[PROVIDED INFORMATION]:
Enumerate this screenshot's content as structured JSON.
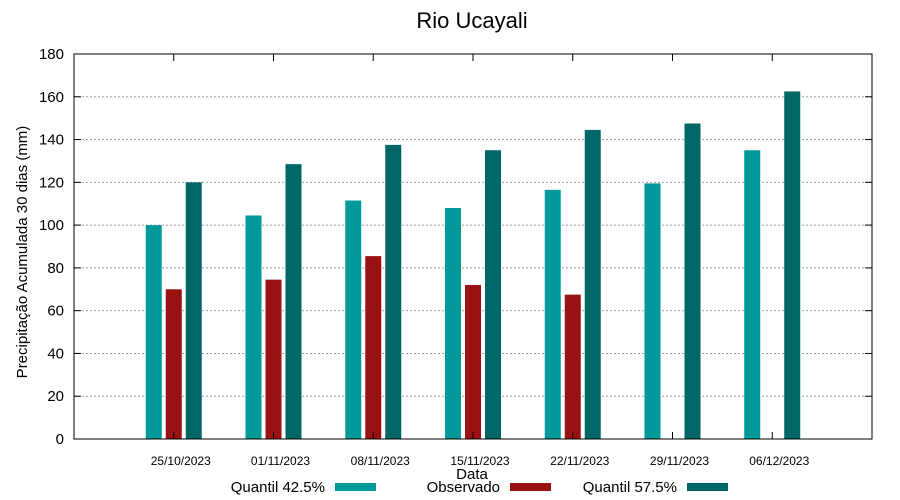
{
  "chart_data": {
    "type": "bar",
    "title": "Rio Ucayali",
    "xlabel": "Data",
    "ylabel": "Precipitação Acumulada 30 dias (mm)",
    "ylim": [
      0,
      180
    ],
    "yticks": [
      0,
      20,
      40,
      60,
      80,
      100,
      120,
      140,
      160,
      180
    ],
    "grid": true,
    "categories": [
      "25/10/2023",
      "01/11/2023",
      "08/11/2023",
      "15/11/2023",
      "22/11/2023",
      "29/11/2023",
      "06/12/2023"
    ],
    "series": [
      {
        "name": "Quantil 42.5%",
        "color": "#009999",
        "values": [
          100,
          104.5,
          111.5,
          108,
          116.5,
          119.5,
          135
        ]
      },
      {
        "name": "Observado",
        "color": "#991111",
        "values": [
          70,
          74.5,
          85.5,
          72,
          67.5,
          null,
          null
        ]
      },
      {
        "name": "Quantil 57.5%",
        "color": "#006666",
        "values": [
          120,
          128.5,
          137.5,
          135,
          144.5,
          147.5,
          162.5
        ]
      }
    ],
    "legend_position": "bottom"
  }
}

[TASK INSTRUCTIONS]:
Can you restate all the records above word for word while dropping the pictures?

[FINISHED EXERCISE]:
Enumerate this screenshot's content as structured JSON.
{
  "chart_data": {
    "type": "bar",
    "title": "Rio Ucayali",
    "xlabel": "Data",
    "ylabel": "Precipitação Acumulada 30 dias (mm)",
    "ylim": [
      0,
      180
    ],
    "yticks": [
      0,
      20,
      40,
      60,
      80,
      100,
      120,
      140,
      160,
      180
    ],
    "grid": true,
    "categories": [
      "25/10/2023",
      "01/11/2023",
      "08/11/2023",
      "15/11/2023",
      "22/11/2023",
      "29/11/2023",
      "06/12/2023"
    ],
    "series": [
      {
        "name": "Quantil 42.5%",
        "color": "#009999",
        "values": [
          100,
          104.5,
          111.5,
          108,
          116.5,
          119.5,
          135
        ]
      },
      {
        "name": "Observado",
        "color": "#991111",
        "values": [
          70,
          74.5,
          85.5,
          72,
          67.5,
          null,
          null
        ]
      },
      {
        "name": "Quantil 57.5%",
        "color": "#006666",
        "values": [
          120,
          128.5,
          137.5,
          135,
          144.5,
          147.5,
          162.5
        ]
      }
    ],
    "legend_position": "bottom"
  }
}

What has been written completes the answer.